Excerpted records:
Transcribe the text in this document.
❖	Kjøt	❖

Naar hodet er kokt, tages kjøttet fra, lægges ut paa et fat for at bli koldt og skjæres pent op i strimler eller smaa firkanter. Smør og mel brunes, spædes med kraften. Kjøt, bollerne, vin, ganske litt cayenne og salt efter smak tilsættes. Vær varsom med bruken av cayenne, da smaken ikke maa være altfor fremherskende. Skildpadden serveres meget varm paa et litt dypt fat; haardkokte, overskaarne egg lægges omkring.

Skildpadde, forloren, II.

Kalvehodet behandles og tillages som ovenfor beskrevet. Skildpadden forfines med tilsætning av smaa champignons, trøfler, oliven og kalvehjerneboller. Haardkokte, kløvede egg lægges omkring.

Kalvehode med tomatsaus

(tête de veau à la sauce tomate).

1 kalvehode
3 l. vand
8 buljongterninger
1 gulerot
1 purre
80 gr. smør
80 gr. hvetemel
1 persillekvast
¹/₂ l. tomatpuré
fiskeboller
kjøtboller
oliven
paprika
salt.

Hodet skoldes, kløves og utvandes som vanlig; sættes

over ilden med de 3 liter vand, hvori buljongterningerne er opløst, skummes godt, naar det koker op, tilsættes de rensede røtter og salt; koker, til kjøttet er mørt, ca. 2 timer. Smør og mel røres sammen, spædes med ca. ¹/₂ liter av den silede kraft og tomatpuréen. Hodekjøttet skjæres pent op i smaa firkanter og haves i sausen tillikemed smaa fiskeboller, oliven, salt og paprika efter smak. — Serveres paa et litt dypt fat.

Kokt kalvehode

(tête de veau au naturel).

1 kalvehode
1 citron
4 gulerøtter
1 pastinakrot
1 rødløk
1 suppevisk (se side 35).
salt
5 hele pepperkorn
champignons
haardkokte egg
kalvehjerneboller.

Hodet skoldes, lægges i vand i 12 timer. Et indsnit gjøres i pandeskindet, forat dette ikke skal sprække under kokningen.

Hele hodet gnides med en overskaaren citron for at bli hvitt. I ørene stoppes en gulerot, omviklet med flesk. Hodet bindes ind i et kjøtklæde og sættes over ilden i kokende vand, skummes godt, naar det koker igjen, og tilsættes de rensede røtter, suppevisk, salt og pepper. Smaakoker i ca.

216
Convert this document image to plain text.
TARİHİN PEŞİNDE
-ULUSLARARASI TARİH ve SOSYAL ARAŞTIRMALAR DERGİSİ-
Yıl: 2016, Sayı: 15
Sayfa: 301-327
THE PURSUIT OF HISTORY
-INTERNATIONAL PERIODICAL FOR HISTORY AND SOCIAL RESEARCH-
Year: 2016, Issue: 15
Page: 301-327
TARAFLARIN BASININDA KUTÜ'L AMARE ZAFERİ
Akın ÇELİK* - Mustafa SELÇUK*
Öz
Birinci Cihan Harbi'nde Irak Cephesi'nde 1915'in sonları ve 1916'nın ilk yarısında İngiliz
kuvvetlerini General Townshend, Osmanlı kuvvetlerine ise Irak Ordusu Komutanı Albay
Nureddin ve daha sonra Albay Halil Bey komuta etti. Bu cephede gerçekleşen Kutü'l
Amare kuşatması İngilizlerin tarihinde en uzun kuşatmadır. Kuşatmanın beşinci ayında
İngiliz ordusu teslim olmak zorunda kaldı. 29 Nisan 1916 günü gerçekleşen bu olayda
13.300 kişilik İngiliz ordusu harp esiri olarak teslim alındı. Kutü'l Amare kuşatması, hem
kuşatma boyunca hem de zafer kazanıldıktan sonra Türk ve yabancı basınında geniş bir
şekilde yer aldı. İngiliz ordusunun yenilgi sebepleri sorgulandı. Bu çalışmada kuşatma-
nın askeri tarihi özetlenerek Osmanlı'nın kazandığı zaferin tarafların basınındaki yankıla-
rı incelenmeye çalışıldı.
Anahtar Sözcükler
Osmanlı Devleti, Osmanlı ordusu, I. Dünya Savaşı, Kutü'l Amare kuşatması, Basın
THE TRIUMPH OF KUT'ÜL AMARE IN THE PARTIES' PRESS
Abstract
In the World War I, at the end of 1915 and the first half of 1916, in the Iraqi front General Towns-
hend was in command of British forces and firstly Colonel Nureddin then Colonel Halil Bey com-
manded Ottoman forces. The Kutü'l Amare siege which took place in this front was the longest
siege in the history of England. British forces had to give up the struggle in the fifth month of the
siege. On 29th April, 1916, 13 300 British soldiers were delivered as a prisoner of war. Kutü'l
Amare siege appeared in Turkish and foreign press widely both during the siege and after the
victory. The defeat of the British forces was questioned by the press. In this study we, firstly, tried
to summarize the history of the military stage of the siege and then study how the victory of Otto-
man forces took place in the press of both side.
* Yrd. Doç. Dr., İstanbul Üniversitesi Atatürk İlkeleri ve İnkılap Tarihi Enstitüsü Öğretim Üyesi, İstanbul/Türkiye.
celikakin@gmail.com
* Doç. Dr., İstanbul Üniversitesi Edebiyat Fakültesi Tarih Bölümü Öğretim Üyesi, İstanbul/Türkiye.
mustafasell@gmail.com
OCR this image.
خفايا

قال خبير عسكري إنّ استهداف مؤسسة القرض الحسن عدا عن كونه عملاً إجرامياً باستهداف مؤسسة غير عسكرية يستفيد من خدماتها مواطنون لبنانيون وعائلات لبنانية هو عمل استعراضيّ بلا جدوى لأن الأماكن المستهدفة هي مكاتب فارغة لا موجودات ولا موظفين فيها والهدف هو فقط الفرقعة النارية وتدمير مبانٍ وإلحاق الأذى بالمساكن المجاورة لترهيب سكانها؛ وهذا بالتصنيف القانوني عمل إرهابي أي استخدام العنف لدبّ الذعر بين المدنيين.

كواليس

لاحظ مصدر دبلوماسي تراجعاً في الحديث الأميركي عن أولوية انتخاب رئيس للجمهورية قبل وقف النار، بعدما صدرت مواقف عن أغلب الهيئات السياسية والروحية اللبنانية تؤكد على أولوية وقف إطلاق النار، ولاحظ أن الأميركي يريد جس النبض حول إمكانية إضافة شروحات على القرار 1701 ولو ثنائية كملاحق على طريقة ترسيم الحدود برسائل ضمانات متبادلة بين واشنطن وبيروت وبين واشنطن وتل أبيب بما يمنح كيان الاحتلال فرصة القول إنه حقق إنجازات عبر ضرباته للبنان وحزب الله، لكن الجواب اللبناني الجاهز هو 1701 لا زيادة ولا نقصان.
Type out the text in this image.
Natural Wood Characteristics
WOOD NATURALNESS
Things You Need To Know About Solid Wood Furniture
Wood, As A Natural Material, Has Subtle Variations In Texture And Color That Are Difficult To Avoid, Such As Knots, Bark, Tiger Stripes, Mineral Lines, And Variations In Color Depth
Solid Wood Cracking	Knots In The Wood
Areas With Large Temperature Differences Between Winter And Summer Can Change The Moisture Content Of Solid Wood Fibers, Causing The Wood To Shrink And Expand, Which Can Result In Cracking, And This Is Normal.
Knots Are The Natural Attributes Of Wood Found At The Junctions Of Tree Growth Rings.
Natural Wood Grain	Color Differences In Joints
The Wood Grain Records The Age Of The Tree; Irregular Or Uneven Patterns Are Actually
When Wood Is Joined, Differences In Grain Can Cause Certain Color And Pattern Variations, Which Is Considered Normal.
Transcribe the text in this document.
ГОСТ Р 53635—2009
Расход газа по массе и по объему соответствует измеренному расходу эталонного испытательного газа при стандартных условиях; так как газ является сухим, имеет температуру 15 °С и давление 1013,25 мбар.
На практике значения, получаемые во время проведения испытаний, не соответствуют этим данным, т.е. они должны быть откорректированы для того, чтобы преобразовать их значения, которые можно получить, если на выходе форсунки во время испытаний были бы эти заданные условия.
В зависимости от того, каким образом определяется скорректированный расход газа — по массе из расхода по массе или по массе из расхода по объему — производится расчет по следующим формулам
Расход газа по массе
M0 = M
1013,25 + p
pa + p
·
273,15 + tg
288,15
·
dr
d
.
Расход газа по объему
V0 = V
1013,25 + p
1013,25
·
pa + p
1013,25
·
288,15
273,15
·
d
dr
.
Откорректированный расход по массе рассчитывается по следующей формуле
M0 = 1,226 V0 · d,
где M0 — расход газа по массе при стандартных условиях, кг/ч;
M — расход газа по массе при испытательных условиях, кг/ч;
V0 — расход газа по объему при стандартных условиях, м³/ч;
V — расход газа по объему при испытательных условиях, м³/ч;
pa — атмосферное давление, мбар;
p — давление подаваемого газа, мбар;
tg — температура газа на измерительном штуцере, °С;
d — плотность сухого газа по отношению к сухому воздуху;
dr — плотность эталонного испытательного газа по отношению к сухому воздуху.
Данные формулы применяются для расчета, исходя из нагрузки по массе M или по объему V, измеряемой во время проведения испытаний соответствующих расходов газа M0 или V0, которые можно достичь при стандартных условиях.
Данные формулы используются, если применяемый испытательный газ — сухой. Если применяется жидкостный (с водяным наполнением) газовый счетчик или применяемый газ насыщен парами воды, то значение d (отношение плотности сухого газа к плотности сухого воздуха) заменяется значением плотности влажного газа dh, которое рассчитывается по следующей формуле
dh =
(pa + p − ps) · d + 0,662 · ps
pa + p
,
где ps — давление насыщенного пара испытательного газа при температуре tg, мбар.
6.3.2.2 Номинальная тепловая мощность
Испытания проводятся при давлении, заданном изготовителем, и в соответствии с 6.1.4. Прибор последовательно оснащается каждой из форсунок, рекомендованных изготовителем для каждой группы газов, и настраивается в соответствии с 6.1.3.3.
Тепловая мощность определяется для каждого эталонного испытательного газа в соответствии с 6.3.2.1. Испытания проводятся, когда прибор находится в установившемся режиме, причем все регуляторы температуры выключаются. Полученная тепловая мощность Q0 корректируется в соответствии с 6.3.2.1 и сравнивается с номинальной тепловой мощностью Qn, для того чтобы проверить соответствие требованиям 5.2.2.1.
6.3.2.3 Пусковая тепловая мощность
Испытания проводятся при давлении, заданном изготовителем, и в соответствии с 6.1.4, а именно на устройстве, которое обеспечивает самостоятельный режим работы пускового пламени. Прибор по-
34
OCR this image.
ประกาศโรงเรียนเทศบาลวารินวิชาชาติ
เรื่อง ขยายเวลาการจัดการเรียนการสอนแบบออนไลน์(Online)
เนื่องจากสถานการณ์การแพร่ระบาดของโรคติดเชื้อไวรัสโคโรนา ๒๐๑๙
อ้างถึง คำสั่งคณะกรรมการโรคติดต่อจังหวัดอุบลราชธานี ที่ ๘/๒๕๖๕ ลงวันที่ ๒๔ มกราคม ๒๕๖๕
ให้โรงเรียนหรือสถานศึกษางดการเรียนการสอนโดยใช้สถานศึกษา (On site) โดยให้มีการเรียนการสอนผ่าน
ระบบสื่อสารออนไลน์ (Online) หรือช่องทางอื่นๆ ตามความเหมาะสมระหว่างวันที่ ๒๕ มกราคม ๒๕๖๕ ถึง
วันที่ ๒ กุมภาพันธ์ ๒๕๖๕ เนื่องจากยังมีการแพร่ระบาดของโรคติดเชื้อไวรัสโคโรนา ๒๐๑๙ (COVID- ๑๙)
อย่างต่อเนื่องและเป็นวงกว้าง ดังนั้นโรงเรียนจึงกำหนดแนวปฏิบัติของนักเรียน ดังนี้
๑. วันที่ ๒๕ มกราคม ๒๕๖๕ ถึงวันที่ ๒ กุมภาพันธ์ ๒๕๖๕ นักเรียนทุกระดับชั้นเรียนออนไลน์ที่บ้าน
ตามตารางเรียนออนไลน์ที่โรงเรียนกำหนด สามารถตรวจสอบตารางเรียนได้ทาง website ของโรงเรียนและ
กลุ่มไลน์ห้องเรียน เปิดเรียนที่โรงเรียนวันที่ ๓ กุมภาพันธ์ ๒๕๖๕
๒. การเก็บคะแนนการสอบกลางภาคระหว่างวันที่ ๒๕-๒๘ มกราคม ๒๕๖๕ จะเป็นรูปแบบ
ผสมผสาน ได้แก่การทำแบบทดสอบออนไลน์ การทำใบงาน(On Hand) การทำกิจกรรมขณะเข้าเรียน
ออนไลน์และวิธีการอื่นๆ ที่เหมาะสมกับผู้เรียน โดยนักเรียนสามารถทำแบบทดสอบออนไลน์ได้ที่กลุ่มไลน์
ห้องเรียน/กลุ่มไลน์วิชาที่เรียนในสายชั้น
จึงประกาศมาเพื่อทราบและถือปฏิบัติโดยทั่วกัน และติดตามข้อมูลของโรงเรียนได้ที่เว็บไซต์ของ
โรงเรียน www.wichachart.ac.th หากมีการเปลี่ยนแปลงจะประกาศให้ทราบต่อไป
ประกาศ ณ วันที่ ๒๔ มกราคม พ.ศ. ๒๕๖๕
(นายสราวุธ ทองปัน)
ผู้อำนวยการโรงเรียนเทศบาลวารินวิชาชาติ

What to do: Show every line above in which the word "gerçekleşen" occurs.

Answer in full:
Nureddin ve daha sonra Albay Halil Bey komuta etti. Bu cephede gerçekleşen Kutü'l
İngiliz ordusu teslim olmak zorunda kaldı. 29 Nisan 1916 günü gerçekleşen bu olayda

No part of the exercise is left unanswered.